WHAT IS BEING ASKED:
Check each line below for the word "insérées" and give the number of lines that have it, nothing more.

ENTRIES PROVIDED:
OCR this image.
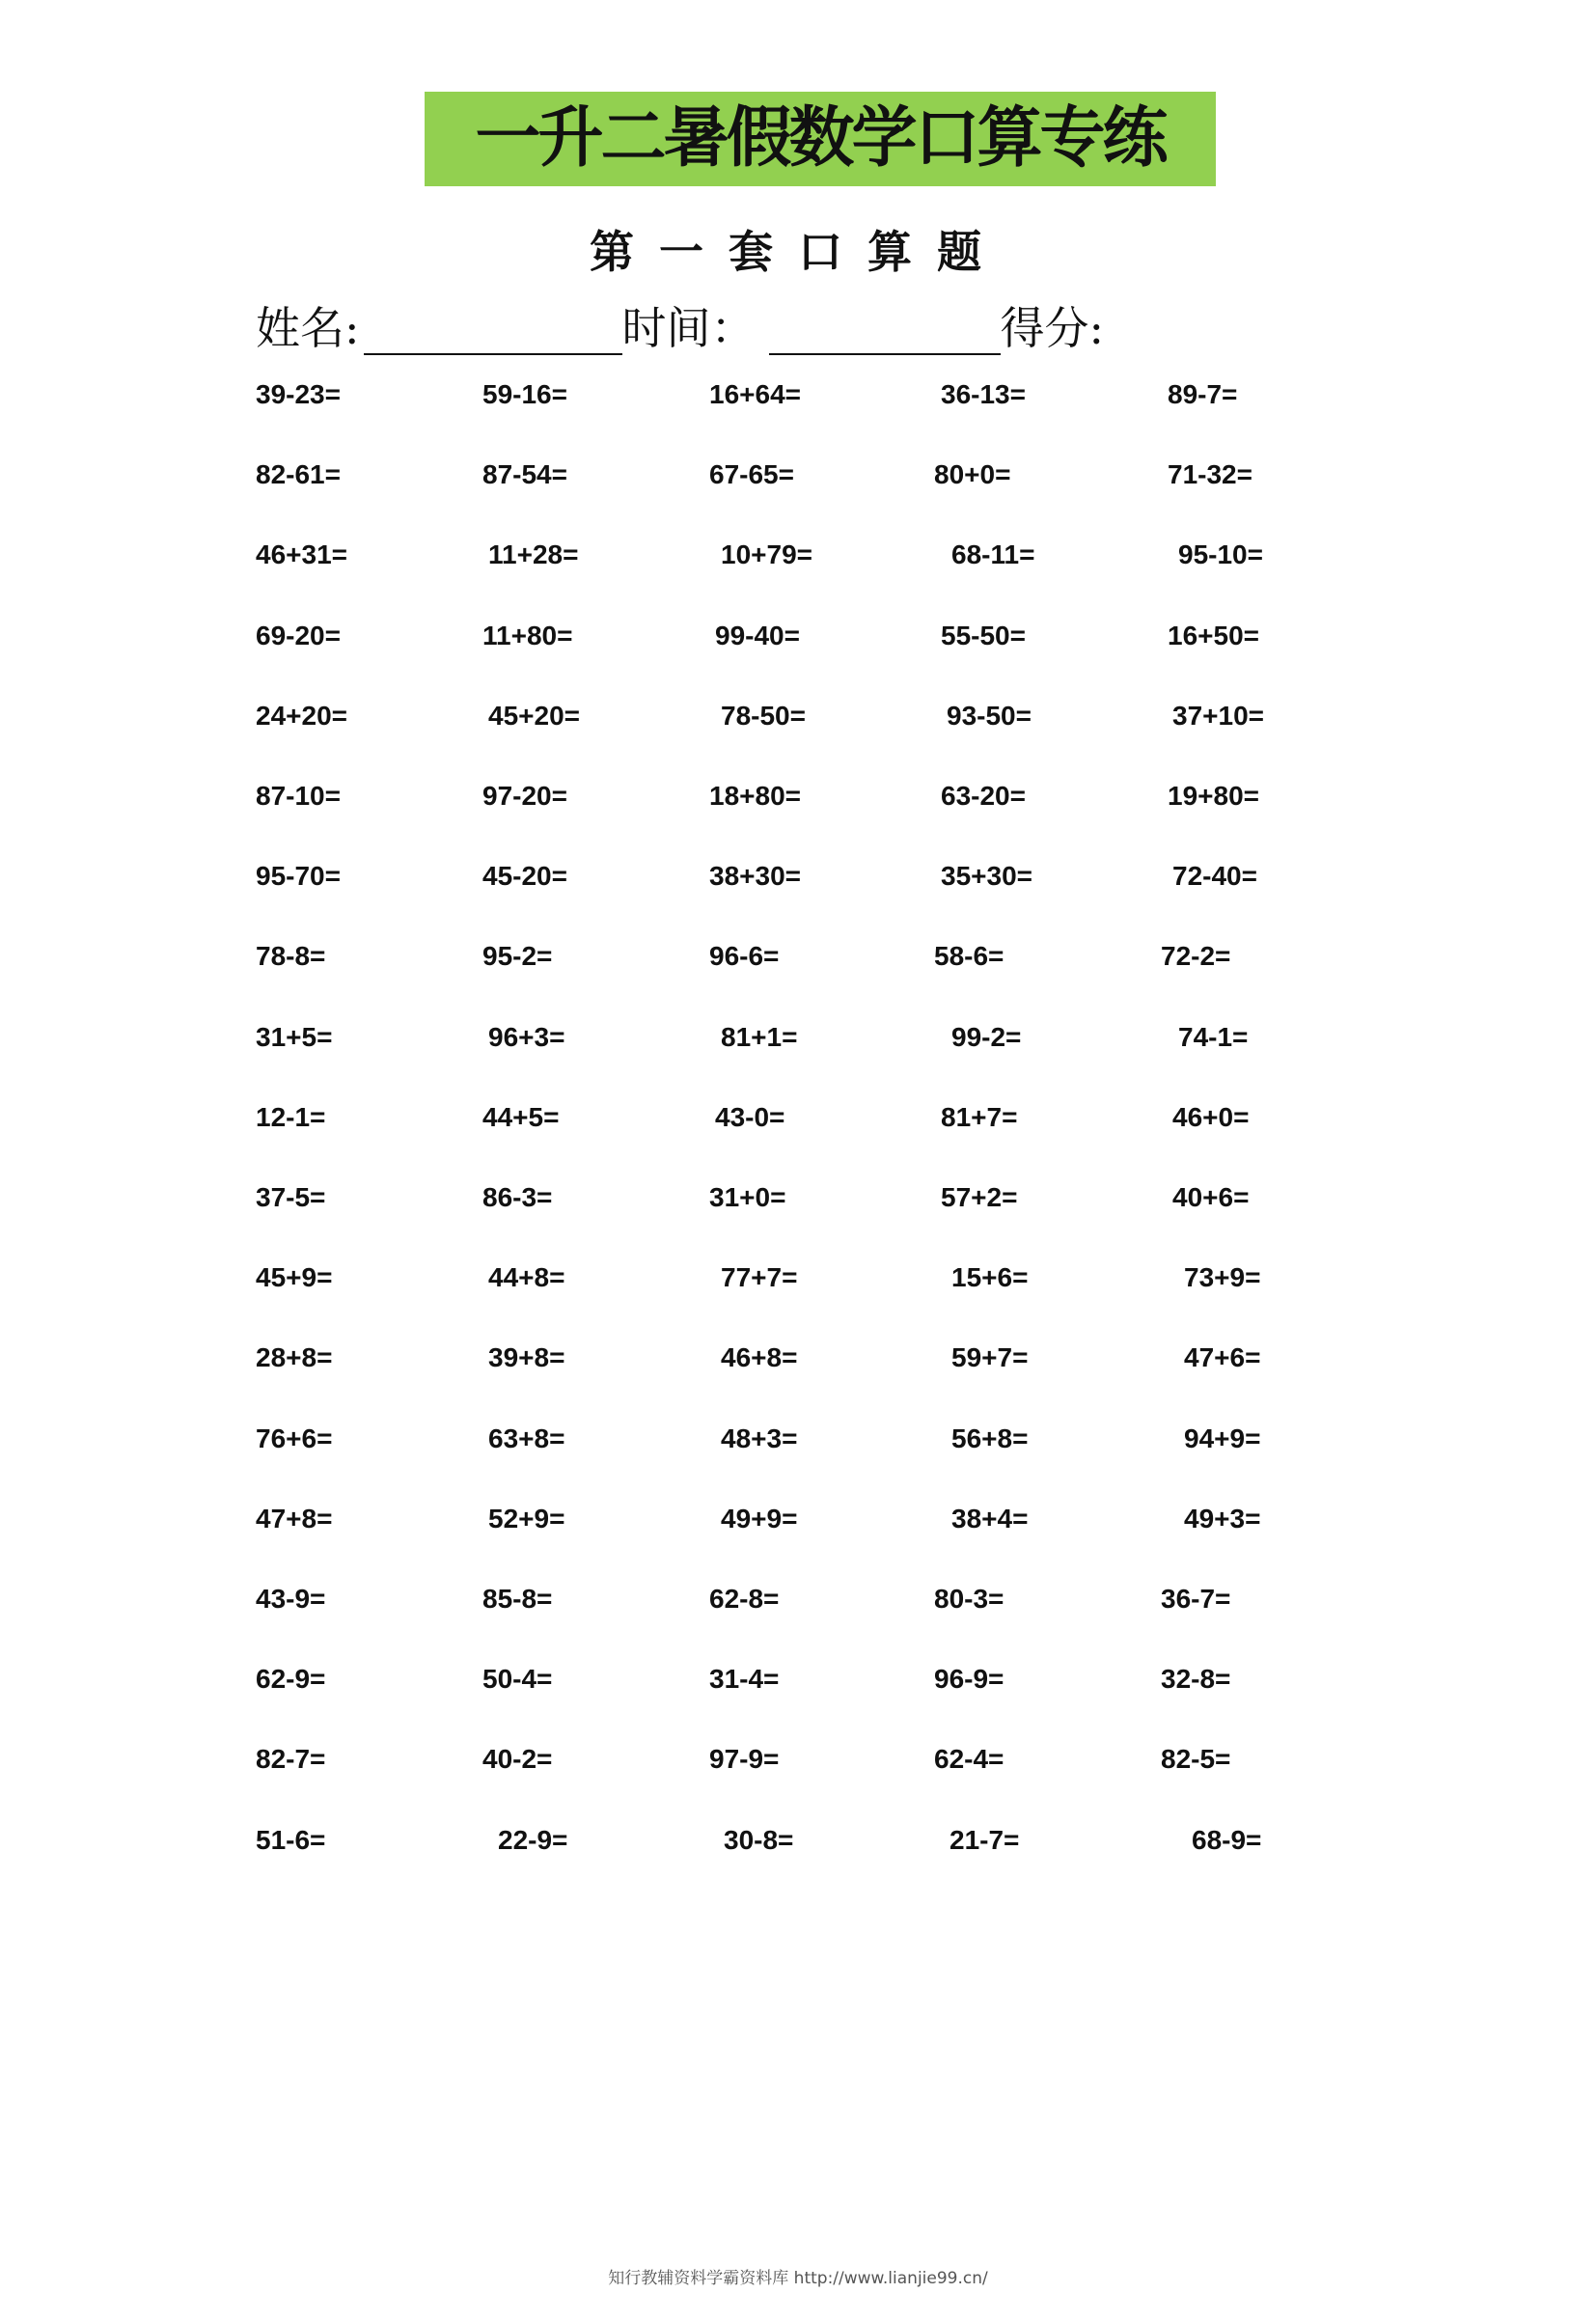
一升二暑假数学口算专练
第一套口算题
姓名:	时间：	得分:
39-23=	59-16=	16+64=	36-13=	89-7=
82-61=	87-54=	67-65=	80+0=	71-32=
46+31=	11+28=	10+79=	68-11=	95-10=
69-20=	11+80=	99-40=	55-50=	16+50=
24+20=	45+20=	78-50=	93-50=	37+10=
87-10=	97-20=	18+80=	63-20=	19+80=
95-70=	45-20=	38+30=	35+30=	72-40=
78-8=	95-2=	96-6=	58-6=	72-2=
31+5=	96+3=	81+1=	99-2=	74-1=
12-1=	44+5=	43-0=	81+7=	46+0=
37-5=	86-3=	31+0=	57+2=	40+6=
45+9=	44+8=	77+7=	15+6=	73+9=
28+8=	39+8=	46+8=	59+7=	47+6=
76+6=	63+8=	48+3=	56+8=	94+9=
47+8=	52+9=	49+9=	38+4=	49+3=
43-9=	85-8=	62-8=	80-3=	36-7=
62-9=	50-4=	31-4=	96-9=	32-8=
82-7=	40-2=	97-9=	62-4=	82-5=
51-6=	22-9=	30-8=	21-7=	68-9=
知行教辅资料学霸资料库 http://www.lianjie99.cn/
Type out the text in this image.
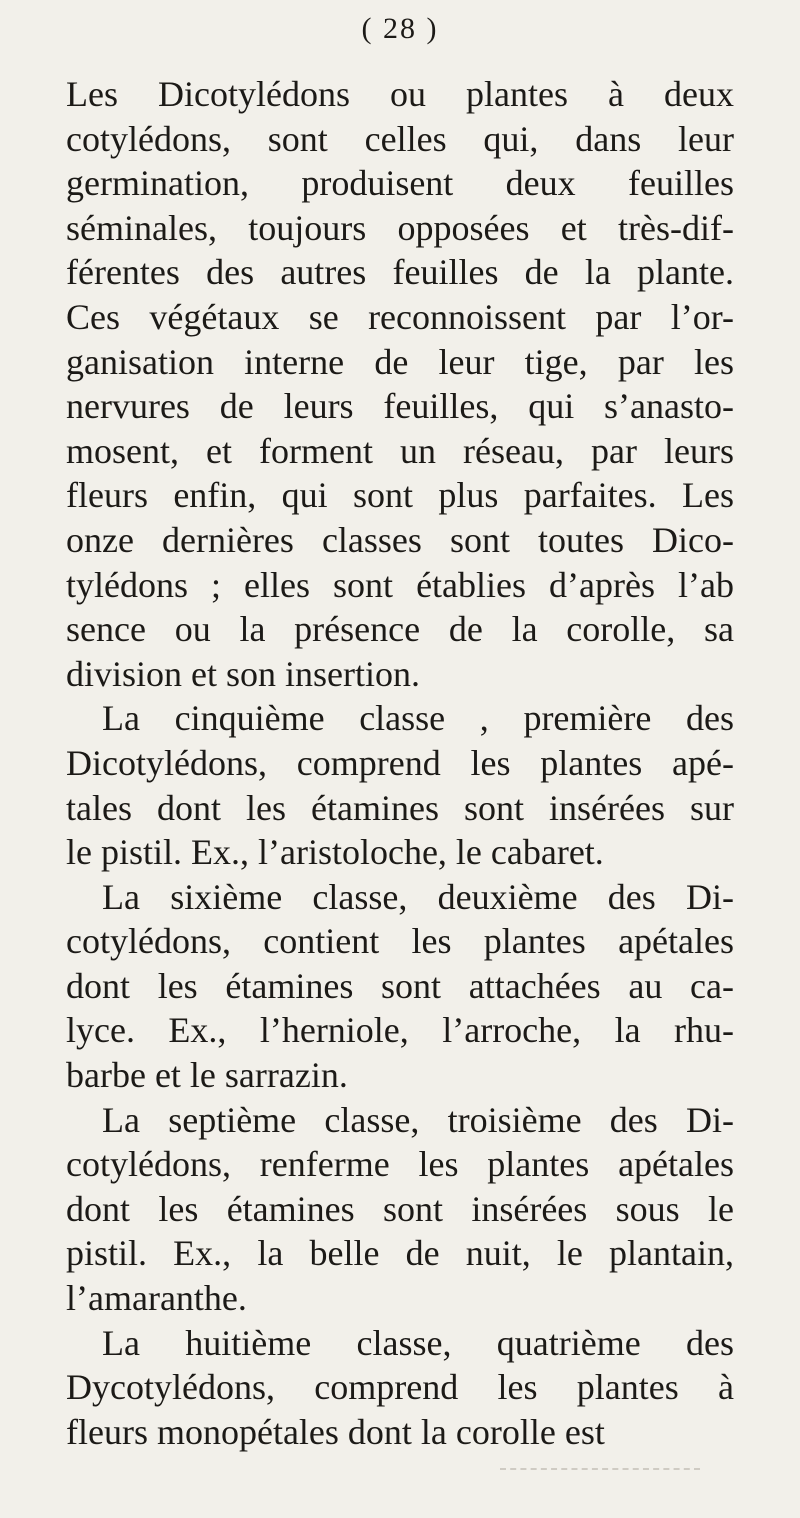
( 28 )
Les Dicotylédons ou plantes à deux
cotylédons, sont celles qui, dans leur
germination, produisent deux feuilles
séminales, toujours opposées et très-dif-
férentes des autres feuilles de la plante.
Ces végétaux se reconnoissent par l’or-
ganisation interne de leur tige, par les
nervures de leurs feuilles, qui s’anasto-
mosent, et forment un réseau, par leurs
fleurs enfin, qui sont plus parfaites. Les
onze dernières classes sont toutes Dico-
tylédons ; elles sont établies d’après l’ab
sence ou la présence de la corolle, sa
division et son insertion.
La cinquième classe , première des
Dicotylédons, comprend les plantes apé-
tales dont les étamines sont insérées sur
le pistil. Ex., l’aristoloche, le cabaret.
La sixième classe, deuxième des Di-
cotylédons, contient les plantes apétales
dont les étamines sont attachées au ca-
lyce. Ex., l’herniole, l’arroche, la rhu-
barbe et le sarrazin.
La septième classe, troisième des Di-
cotylédons, renferme les plantes apétales
dont les étamines sont insérées sous le
pistil. Ex., la belle de nuit, le plantain,
l’amaranthe.
La huitième classe, quatrième des
Dycotylédons, comprend les plantes à
fleurs monopétales dont la corolle est
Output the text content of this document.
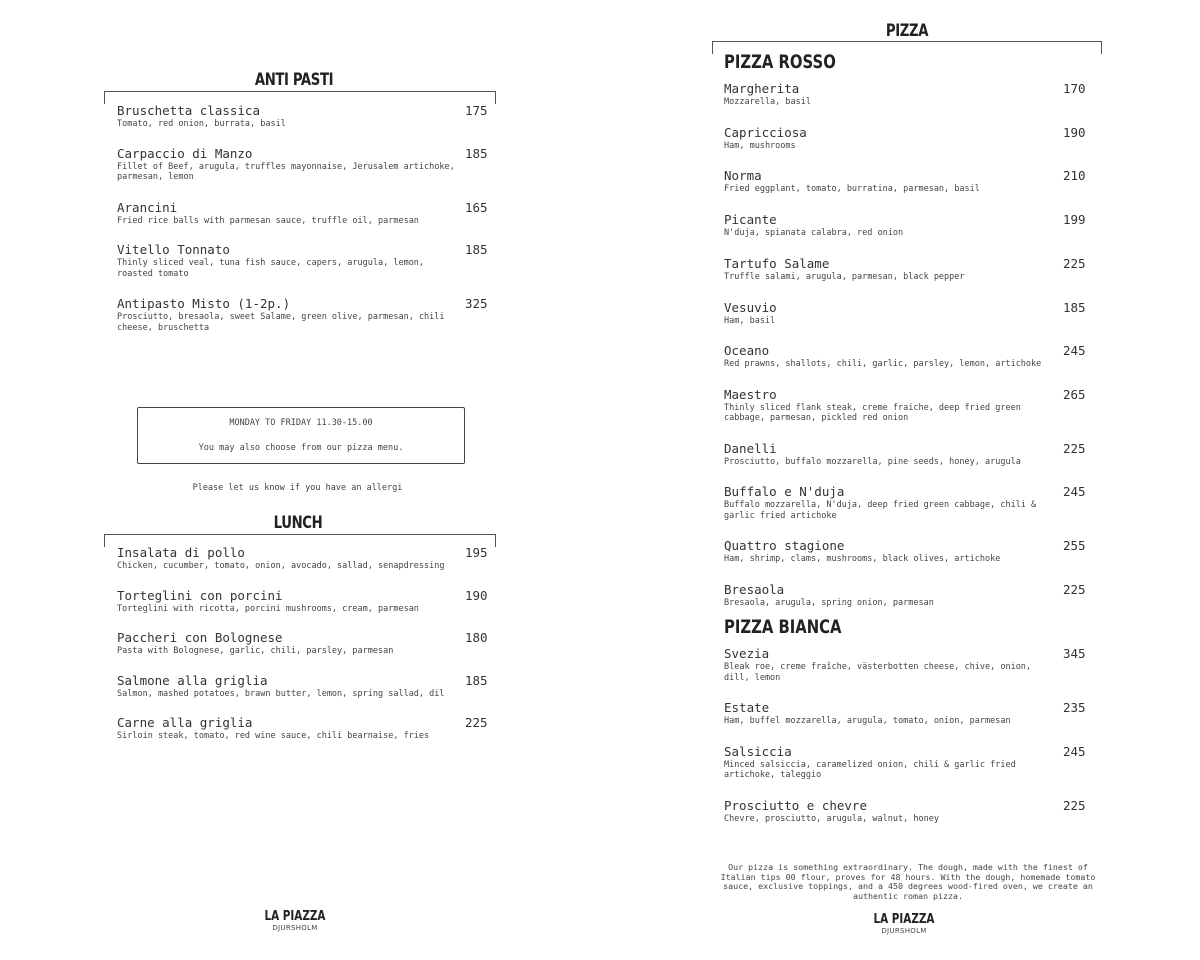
ANTI PASTI
Bruschetta classica
Tomato, red onion, burrata, basil
175
Carpaccio di Manzo
Fillet of Beef, arugula, truffles mayonnaise, Jerusalem artichoke, parmesan, lemon
185
Arancini
Fried rice balls with parmesan sauce, truffle oil, parmesan
165
Vitello Tonnato
Thinly sliced veal, tuna fish sauce, capers, arugula, lemon, roasted tomato
185
Antipasto Misto (1-2p.)
Prosciutto, bresaola, sweet Salame, green olive, parmesan, chili cheese, bruschetta
325
MONDAY TO FRIDAY 11.30-15.00
You may also choose from our pizza menu.
Please let us know if you have an allergi
LUNCH
Insalata di pollo
Chicken, cucumber, tomato, onion, avocado, sallad, senapdressing
195
Torteglini con porcini
Torteglini with ricotta, porcini mushrooms, cream, parmesan
190
Paccheri con Bolognese
Pasta with Bolognese, garlic, chili, parsley, parmesan
180
Salmone alla griglia
Salmon, mashed potatoes, brawn butter, lemon, spring sallad, dil
185
Carne alla griglia
Sirloin steak, tomato, red wine sauce, chili bearnaise, fries
225
LA PIAZZA
DJURSHOLM
PIZZA
PIZZA ROSSO
Margherita
Mozzarella, basil
170
Capricciosa
Ham, mushrooms
190
Norma
Fried eggplant, tomato, burratina, parmesan, basil
210
Picante
N'duja, spianata calabra, red onion
199
Tartufo Salame
Truffle salami, arugula, parmesan, black pepper
225
Vesuvio
Ham, basil
185
Oceano
Red prawns, shallots, chili, garlic, parsley, lemon, artichoke
245
Maestro
Thinly sliced flank steak, creme fraiche, deep fried green cabbage, parmesan, pickled red onion
265
Danelli
Prosciutto, buffalo mozzarella, pine seeds, honey, arugula
225
Buffalo e N'duja
Buffalo mozzarella, N'duja, deep fried green cabbage, chili & garlic fried artichoke
245
Quattro stagione
Ham, shrimp, clams, mushrooms, black olives, artichoke
255
Bresaola
Bresaola, arugula, spring onion, parmesan
225
PIZZA BIANCA
Svezia
Bleak roe, creme fraîche, västerbotten cheese, chive, onion, dill, lemon
345
Estate
Ham, buffel mozzarella, arugula, tomato, onion, parmesan
235
Salsiccia
Minced salsiccia, caramelized onion, chili & garlic fried artichoke, taleggio
245
Prosciutto e chevre
Chevre, prosciutto, arugula, walnut, honey
225
Our pizza is something extraordinary. The dough, made with the finest of Italian tips 00 flour, proves for 48 hours. With the dough, homemade tomato sauce, exclusive toppings, and a 450 degrees wood-fired oven, we create an authentic roman pizza.
LA PIAZZA
DJURSHOLM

COMPLETED TASK:
2